È stata confermata in via definitiva la condanna all’ergastolo per Shahid Masih, il carrozziere pakistano responsabile dell’omicidio di Mirko Farci e del tentato omicidio della madre Paola Piras, avvenuto l’11 maggio 2021 a Tortolì.
La Corte di Cassazione, nel pomeriggio di oggi, ha rigettato il ricorso, sancendo la pena massima per il 32enne, che si trova attualmente detenuto nel carcere di Uta. Masih era già stato condannato all’ergastolo in primo grado dalla Corte d’Assise di Cagliari il 15 febbraio 2023 e successivamente in appello il 3 maggio 2024, con un verdetto che ora diventa definitivo.
Il caso aveva scosso profondamente l’opinione pubblica per la ferocia dell’aggressione. La vittima, Mirko Farci, appena ventenne, tentò di difendere la madre dall’ex compagno, venendo colpito mortalmente. Paola Piras sopravvisse nonostante le diciassette coltellate inferte dall’aggressore.

§ **Dati dell'esercizio**:
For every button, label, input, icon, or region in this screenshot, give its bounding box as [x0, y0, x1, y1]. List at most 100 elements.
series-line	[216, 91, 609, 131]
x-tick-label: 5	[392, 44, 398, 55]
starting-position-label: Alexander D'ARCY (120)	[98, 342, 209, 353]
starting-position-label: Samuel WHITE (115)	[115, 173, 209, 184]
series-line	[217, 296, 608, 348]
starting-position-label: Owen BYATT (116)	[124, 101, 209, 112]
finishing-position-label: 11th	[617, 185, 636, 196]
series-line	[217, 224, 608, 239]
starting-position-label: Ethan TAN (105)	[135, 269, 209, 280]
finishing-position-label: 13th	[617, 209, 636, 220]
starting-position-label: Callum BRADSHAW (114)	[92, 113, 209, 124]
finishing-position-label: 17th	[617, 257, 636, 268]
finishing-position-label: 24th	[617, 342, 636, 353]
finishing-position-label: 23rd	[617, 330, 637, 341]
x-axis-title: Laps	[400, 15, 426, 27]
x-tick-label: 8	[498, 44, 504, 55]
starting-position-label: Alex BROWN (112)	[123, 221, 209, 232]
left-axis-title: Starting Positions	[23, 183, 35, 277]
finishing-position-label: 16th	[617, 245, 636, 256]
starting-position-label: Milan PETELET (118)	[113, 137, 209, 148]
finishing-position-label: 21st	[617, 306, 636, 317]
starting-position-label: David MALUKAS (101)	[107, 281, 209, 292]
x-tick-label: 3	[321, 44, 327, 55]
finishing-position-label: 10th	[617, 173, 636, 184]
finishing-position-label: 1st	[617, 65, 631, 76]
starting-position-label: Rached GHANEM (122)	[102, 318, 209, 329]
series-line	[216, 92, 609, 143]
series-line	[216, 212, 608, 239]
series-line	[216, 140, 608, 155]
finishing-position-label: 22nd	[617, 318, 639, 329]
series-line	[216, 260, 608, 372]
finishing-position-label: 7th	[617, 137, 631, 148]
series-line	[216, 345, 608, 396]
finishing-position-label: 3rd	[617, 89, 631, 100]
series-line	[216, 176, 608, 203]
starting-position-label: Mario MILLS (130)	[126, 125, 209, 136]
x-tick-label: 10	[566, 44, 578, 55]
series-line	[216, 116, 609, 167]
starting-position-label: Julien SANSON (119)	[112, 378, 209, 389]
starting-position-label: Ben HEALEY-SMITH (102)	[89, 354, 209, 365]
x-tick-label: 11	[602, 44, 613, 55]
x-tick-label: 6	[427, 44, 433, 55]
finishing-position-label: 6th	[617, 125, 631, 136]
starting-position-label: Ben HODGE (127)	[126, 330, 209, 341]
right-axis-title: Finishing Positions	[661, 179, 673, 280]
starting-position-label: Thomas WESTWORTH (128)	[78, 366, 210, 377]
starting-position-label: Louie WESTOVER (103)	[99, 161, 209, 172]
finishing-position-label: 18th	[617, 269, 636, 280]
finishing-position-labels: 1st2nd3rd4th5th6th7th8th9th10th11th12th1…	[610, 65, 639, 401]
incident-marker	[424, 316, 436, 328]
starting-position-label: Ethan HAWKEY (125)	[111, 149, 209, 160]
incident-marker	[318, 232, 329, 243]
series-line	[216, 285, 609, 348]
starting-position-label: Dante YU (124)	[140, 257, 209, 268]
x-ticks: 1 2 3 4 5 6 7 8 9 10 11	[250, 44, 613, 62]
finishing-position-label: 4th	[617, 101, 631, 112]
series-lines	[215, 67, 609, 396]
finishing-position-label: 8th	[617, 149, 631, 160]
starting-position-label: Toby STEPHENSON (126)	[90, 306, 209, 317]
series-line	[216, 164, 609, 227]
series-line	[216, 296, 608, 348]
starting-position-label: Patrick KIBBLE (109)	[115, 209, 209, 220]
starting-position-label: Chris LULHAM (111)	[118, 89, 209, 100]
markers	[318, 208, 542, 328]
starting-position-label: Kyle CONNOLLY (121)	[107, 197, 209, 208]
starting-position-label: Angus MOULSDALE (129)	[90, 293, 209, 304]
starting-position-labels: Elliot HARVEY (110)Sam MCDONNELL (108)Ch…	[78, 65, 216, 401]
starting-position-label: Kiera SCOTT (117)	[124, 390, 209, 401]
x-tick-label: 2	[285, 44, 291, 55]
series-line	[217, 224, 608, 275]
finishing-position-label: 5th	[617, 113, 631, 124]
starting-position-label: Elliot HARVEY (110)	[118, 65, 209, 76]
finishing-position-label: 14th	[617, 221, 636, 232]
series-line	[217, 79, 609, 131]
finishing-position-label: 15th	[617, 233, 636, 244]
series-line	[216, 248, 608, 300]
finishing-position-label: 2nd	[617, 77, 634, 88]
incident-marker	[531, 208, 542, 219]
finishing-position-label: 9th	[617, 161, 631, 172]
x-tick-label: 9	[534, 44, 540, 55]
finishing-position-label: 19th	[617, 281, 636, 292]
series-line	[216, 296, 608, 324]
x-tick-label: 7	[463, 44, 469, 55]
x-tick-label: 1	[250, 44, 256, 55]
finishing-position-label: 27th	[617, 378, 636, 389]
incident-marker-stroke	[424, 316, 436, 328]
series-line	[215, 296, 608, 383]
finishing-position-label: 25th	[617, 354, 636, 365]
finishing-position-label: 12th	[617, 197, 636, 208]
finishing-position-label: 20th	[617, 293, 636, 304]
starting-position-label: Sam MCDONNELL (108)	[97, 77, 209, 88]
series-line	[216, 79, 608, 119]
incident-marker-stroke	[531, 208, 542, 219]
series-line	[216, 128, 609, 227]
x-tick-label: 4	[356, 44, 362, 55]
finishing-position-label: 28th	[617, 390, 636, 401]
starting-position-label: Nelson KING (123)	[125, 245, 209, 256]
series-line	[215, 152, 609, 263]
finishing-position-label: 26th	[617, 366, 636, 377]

§ **Azioni da svolgere**:
**a)** Riporta senza alcuna modifica la parte del brano sull'omicidio di Tortolì che va da "La Corte di" fino a "coltellate inferte dall’aggressore." compreso.
**b)** Prosegui il brano sull'omicidio di Tortolì scrivendo la parte successiva all'ultima frase riportata.

§ **Risposte per numero**:
**a)**
La Corte di Cassazione, nel pomeriggio di oggi, ha rigettato il ricorso, sancendo la pena massima per il 32enne, che si trova attualmente detenuto nel carcere di Uta. Masih era già stato condannato all’ergastolo in primo grado dalla Corte d’Assise di Cagliari il 15 febbraio 2023 e successivamente in appello il 3 maggio 2024, con un verdetto che ora diventa definitivo.
Il caso aveva scosso profondamente l’opinione pubblica per la ferocia dell’aggressione. La vittima, Mirko Farci, appena ventenne, tentò di difendere la madre dall’ex compagno, venendo colpito mortalmente. Paola Piras sopravvisse nonostante le diciassette coltellate inferte dall’aggressore.

**b)**
A difendere l’imputato è stato l’avvocato Federico Delitala, mentre le parti civili erano rappresentate dai legali Marcello Caddori (per Paola Piras, Lorenzo Farci, Maria Pisu e Roberto Farci) e Maurizio Corda (per Stefania Piras).
Con la decisione della Cassazione, si chiude così definitivamente una vicenda che ha lasciato un segno profondo nella comunità sarda e in tutto il Paese.